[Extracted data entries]
....................

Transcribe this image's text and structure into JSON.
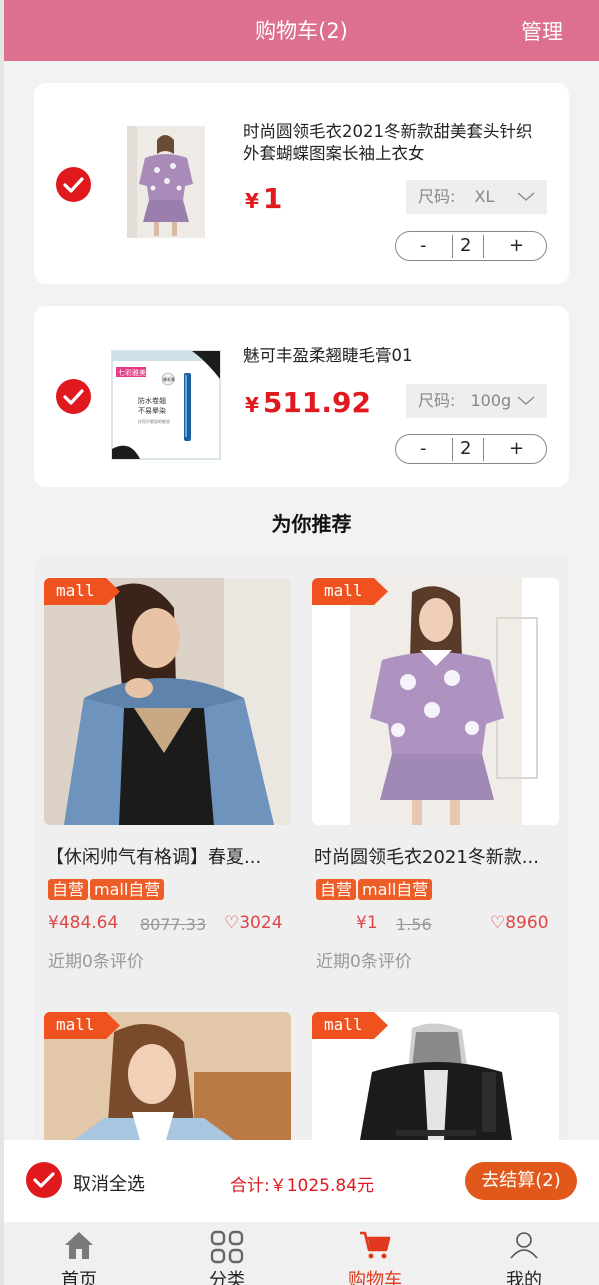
{
  "header": {
    "title": "购物车(2)",
    "manage": "管理"
  },
  "cart": {
    "items": [
      {
        "name": "时尚圆领毛衣2021冬新款甜美套头针织外套蝴蝶图案长袖上衣女",
        "currency": "¥",
        "price": "1",
        "size_label": "尺码:",
        "size_value": "XL",
        "quantity": "2",
        "minus": "-",
        "plus": "+",
        "checked": true
      },
      {
        "name": "魅可丰盈柔翘睫毛膏01",
        "currency": "¥",
        "price": "511.92",
        "size_label": "尺码:",
        "size_value": "100g",
        "quantity": "2",
        "minus": "-",
        "plus": "+",
        "checked": true,
        "image_text": {
          "brand": "七彩雅美",
          "badge": "睫毛膏",
          "line1": "防水卷翘",
          "line2": "不易晕染",
          "line3": "好用不脱妆的眼妆"
        }
      }
    ]
  },
  "recommend": {
    "title": "为你推荐",
    "items": [
      {
        "tag": "mall",
        "name": "【休闲帅气有格调】春夏...",
        "badges": [
          "自营",
          "mall自营"
        ],
        "price": "¥484.64",
        "old_price": "8077.33",
        "likes": "♡3024",
        "review": "近期0条评价"
      },
      {
        "tag": "mall",
        "name": "时尚圆领毛衣2021冬新款...",
        "badges": [
          "自营",
          "mall自营"
        ],
        "price": "¥1",
        "old_price": "1.56",
        "likes": "♡8960",
        "review": "近期0条评价"
      },
      {
        "tag": "mall"
      },
      {
        "tag": "mall"
      }
    ]
  },
  "footer": {
    "select_all": "取消全选",
    "total": "合计:￥1025.84元",
    "checkout": "去结算(2)"
  },
  "tabbar": [
    {
      "label": "首页",
      "icon": "home-icon"
    },
    {
      "label": "分类",
      "icon": "grid-icon"
    },
    {
      "label": "购物车",
      "icon": "cart-icon",
      "active": true
    },
    {
      "label": "我的",
      "icon": "user-icon"
    }
  ],
  "colors": {
    "header": "#dd6f8f",
    "accent_red": "#e0191f",
    "orange": "#e2581b",
    "mall_tag": "#f0521f"
  }
}
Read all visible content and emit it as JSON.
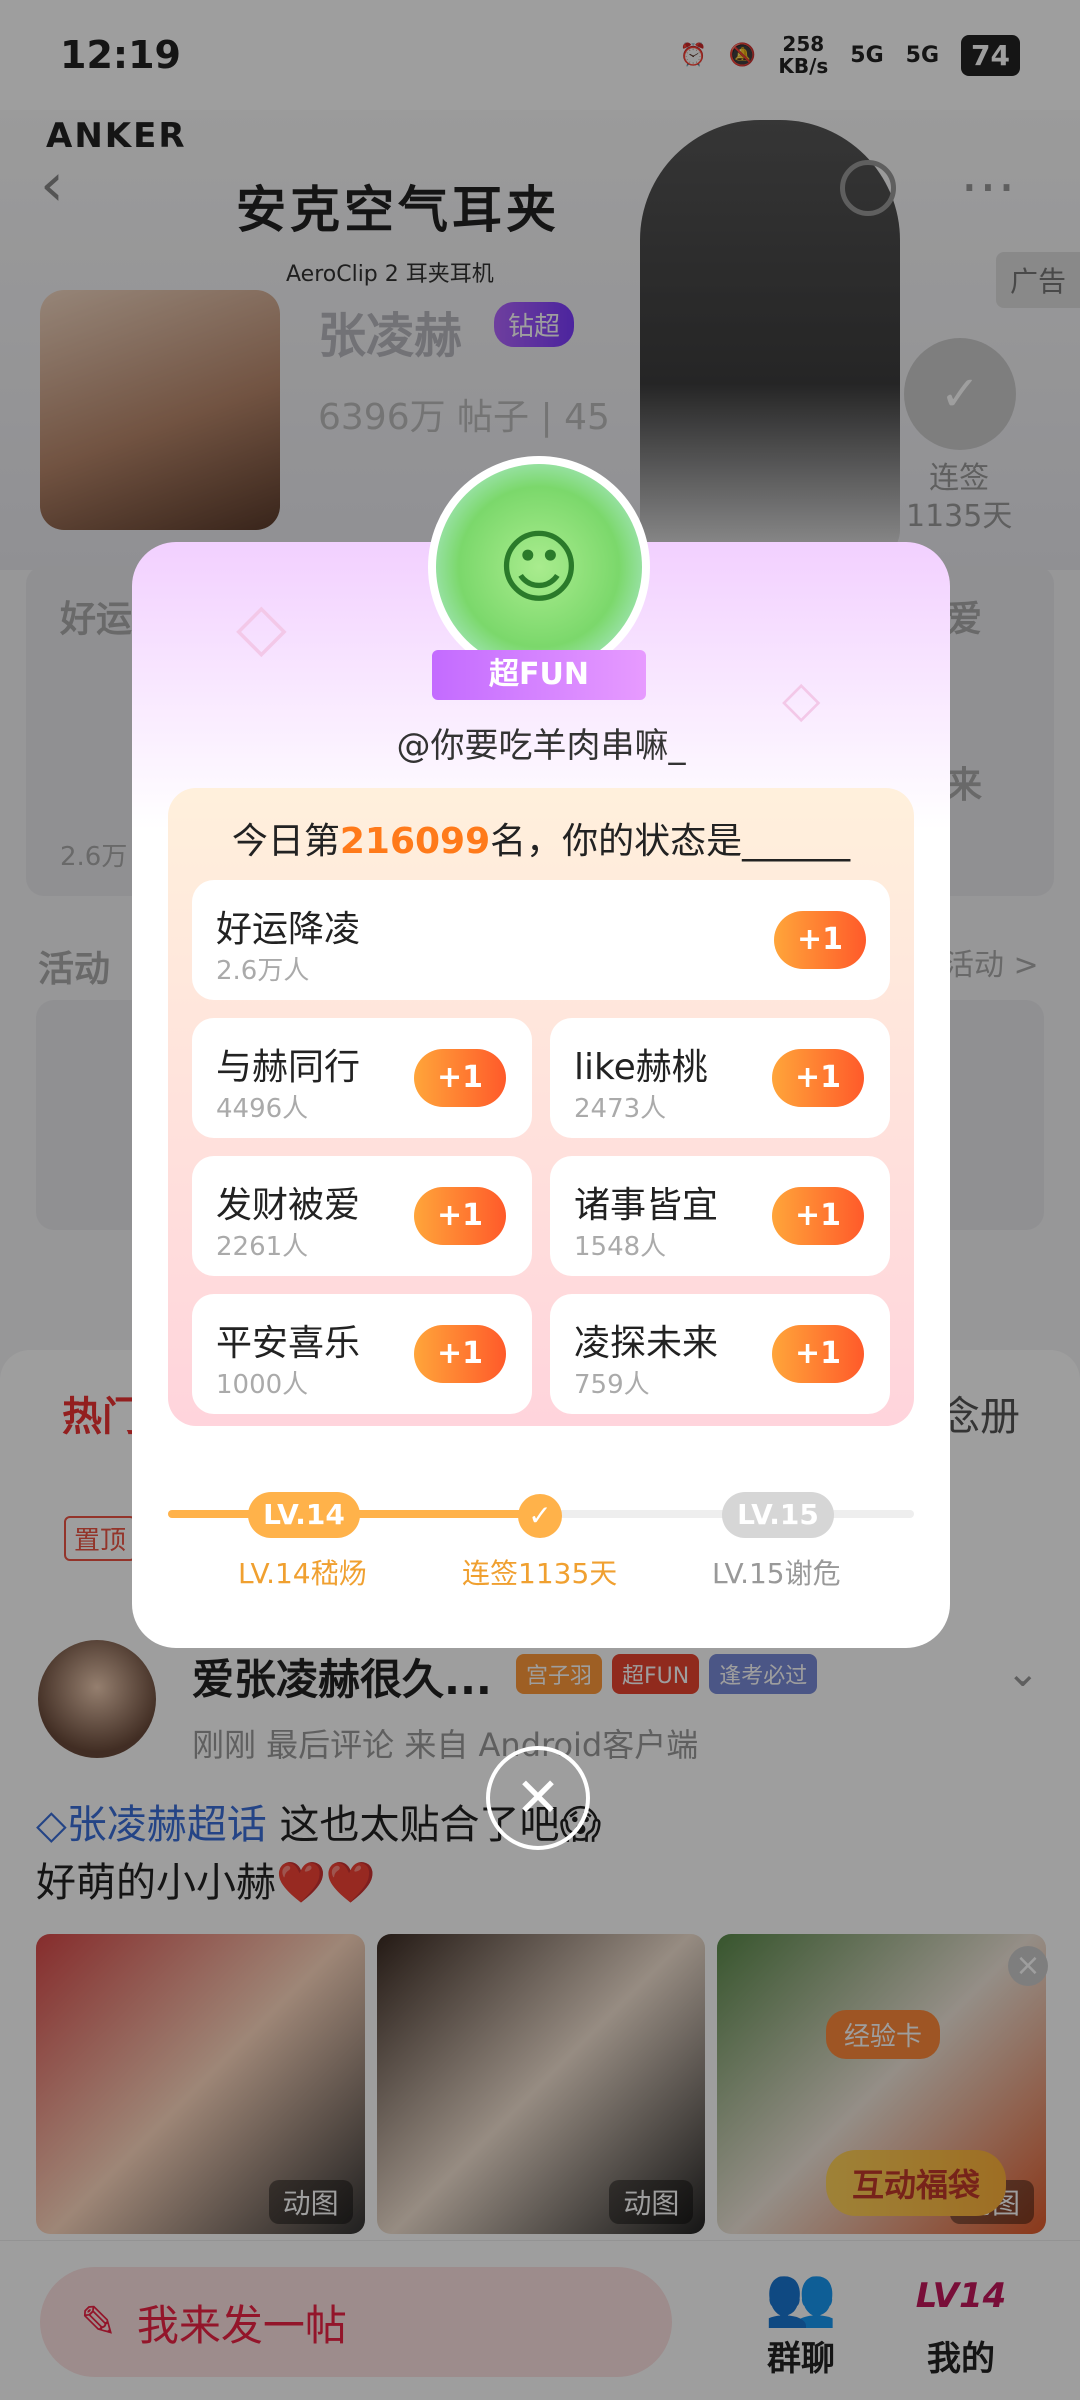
{
  "status_bar": {
    "time": "12:19",
    "speed": "258",
    "speed_unit": "KB/s",
    "net1": "5G",
    "net2": "5G",
    "battery": "74"
  },
  "banner": {
    "brand": "ANKER",
    "title": "安克空气耳夹",
    "subtitle": "AeroClip 2 耳夹耳机",
    "ad_label": "广告"
  },
  "topic": {
    "name": "张凌赫",
    "level": "钻超",
    "stats": "6396万 帖子 | 45",
    "checkin_label": "连签",
    "checkin_days": "1135天"
  },
  "background": {
    "card_left": "好运",
    "card_right1": "爱",
    "card_right2": "来",
    "plus": "+1",
    "activity": "活动",
    "activity_more": "活动 >",
    "ad_label2": "广告",
    "count_small": "2.6万"
  },
  "sheet": {
    "tab_hot": "热门",
    "tab_right": "念册",
    "pin": "置顶"
  },
  "post": {
    "user": "爱张凌赫很久...",
    "badges": [
      "宫子羽",
      "超FUN",
      "逢考必过"
    ],
    "meta": "刚刚  最后评论  来自 Android客户端",
    "tag": "张凌赫超话",
    "text1": " 这也太贴合了吧😱",
    "text2": "好萌的小小赫❤️❤️",
    "img_caption": "动图"
  },
  "promo": {
    "exp_card": "经验卡",
    "fudai": "互动福袋"
  },
  "bottom": {
    "post_btn": "我来发一帖",
    "nav_chat": "群聊",
    "nav_mine": "我的",
    "lv": "LV14"
  },
  "popup": {
    "ribbon": "超FUN",
    "handle": "@你要吃羊肉串嘛_",
    "rank_prefix": "今日第",
    "rank_number": "216099",
    "rank_suffix": "名，你的状态是______",
    "plus_label": "+1",
    "options": [
      {
        "name": "好运降凌",
        "count": "2.6万人"
      },
      {
        "name": "与赫同行",
        "count": "4496人"
      },
      {
        "name": "like赫桃",
        "count": "2473人"
      },
      {
        "name": "发财被爱",
        "count": "2261人"
      },
      {
        "name": "诸事皆宜",
        "count": "1548人"
      },
      {
        "name": "平安喜乐",
        "count": "1000人"
      },
      {
        "name": "凌探未来",
        "count": "759人"
      }
    ],
    "level": {
      "current_pill": "LV.14",
      "next_pill": "LV.15",
      "current_caption": "LV.14嵇炀",
      "middle_caption": "连签1135天",
      "next_caption": "LV.15谢危",
      "progress": 0.51
    },
    "close": "✕"
  },
  "colors": {
    "accent_orange": "#ff7a1a",
    "accent_red": "#e33",
    "ribbon_purple": "#c36bff"
  }
}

....................

Except for the pictures, reproduce every line exactly.

# Full output
Transcribe this image's text and structure into JSON.
{
  "header": {
    "title": "购物车(2)",
    "manage": "管理"
  },
  "cart": {
    "items": [
      {
        "name": "时尚圆领毛衣2021冬新款甜美套头针织外套蝴蝶图案长袖上衣女",
        "currency": "¥",
        "price": "1",
        "size_label": "尺码:",
        "size_value": "XL",
        "quantity": "2",
        "minus": "-",
        "plus": "+",
        "checked": true
      },
      {
        "name": "魅可丰盈柔翘睫毛膏01",
        "currency": "¥",
        "price": "511.92",
        "size_label": "尺码:",
        "size_value": "100g",
        "quantity": "2",
        "minus": "-",
        "plus": "+",
        "checked": true,
        "image_text": {
          "brand": "七彩雅美",
          "badge": "睫毛膏",
          "line1": "防水卷翘",
          "line2": "不易晕染",
          "line3": "好用不脱妆的眼妆"
        }
      }
    ]
  },
  "recommend": {
    "title": "为你推荐",
    "items": [
      {
        "tag": "mall",
        "name": "【休闲帅气有格调】春夏...",
        "badges": [
          "自营",
          "mall自营"
        ],
        "price": "¥484.64",
        "old_price": "8077.33",
        "likes": "♡3024",
        "review": "近期0条评价"
      },
      {
        "tag": "mall",
        "name": "时尚圆领毛衣2021冬新款...",
        "badges": [
          "自营",
          "mall自营"
        ],
        "price": "¥1",
        "old_price": "1.56",
        "likes": "♡8960",
        "review": "近期0条评价"
      },
      {
        "tag": "mall"
      },
      {
        "tag": "mall"
      }
    ]
  },
  "footer": {
    "select_all": "取消全选",
    "total": "合计:￥1025.84元",
    "checkout": "去结算(2)"
  },
  "tabbar": [
    {
      "label": "首页",
      "icon": "home-icon"
    },
    {
      "label": "分类",
      "icon": "grid-icon"
    },
    {
      "label": "购物车",
      "icon": "cart-icon",
      "active": true
    },
    {
      "label": "我的",
      "icon": "user-icon"
    }
  ],
  "colors": {
    "header": "#dd6f8f",
    "accent_red": "#e0191f",
    "orange": "#e2581b",
    "mall_tag": "#f0521f"
  }
}
Read all visible content and emit it as JSON.
{
  "status_bar": {
    "time": "12:19",
    "speed": "258",
    "speed_unit": "KB/s",
    "net1": "5G",
    "net2": "5G",
    "battery": "74"
  },
  "banner": {
    "brand": "ANKER",
    "title": "安克空气耳夹",
    "subtitle": "AeroClip 2 耳夹耳机",
    "ad_label": "广告"
  },
  "topic": {
    "name": "张凌赫",
    "level": "钻超",
    "stats": "6396万 帖子 | 45",
    "checkin_label": "连签",
    "checkin_days": "1135天"
  },
  "background": {
    "card_left": "好运",
    "card_right1": "爱",
    "card_right2": "来",
    "plus": "+1",
    "activity": "活动",
    "activity_more": "活动 >",
    "ad_label2": "广告",
    "count_small": "2.6万"
  },
  "sheet": {
    "tab_hot": "热门",
    "tab_right": "念册",
    "pin": "置顶"
  },
  "post": {
    "user": "爱张凌赫很久...",
    "badges": [
      "宫子羽",
      "超FUN",
      "逢考必过"
    ],
    "meta": "刚刚  最后评论  来自 Android客户端",
    "tag": "张凌赫超话",
    "text1": " 这也太贴合了吧😱",
    "text2": "好萌的小小赫❤️❤️",
    "img_caption": "动图"
  },
  "promo": {
    "exp_card": "经验卡",
    "fudai": "互动福袋"
  },
  "bottom": {
    "post_btn": "我来发一帖",
    "nav_chat": "群聊",
    "nav_mine": "我的",
    "lv": "LV14"
  },
  "popup": {
    "ribbon": "超FUN",
    "handle": "@你要吃羊肉串嘛_",
    "rank_prefix": "今日第",
    "rank_number": "216099",
    "rank_suffix": "名，你的状态是______",
    "plus_label": "+1",
    "options": [
      {
        "name": "好运降凌",
        "count": "2.6万人"
      },
      {
        "name": "与赫同行",
        "count": "4496人"
      },
      {
        "name": "like赫桃",
        "count": "2473人"
      },
      {
        "name": "发财被爱",
        "count": "2261人"
      },
      {
        "name": "诸事皆宜",
        "count": "1548人"
      },
      {
        "name": "平安喜乐",
        "count": "1000人"
      },
      {
        "name": "凌探未来",
        "count": "759人"
      }
    ],
    "level": {
      "current_pill": "LV.14",
      "next_pill": "LV.15",
      "current_caption": "LV.14嵇炀",
      "middle_caption": "连签1135天",
      "next_caption": "LV.15谢危",
      "progress": 0.51
    },
    "close": "✕"
  },
  "colors": {
    "accent_orange": "#ff7a1a",
    "accent_red": "#e33",
    "ribbon_purple": "#c36bff"
  }
}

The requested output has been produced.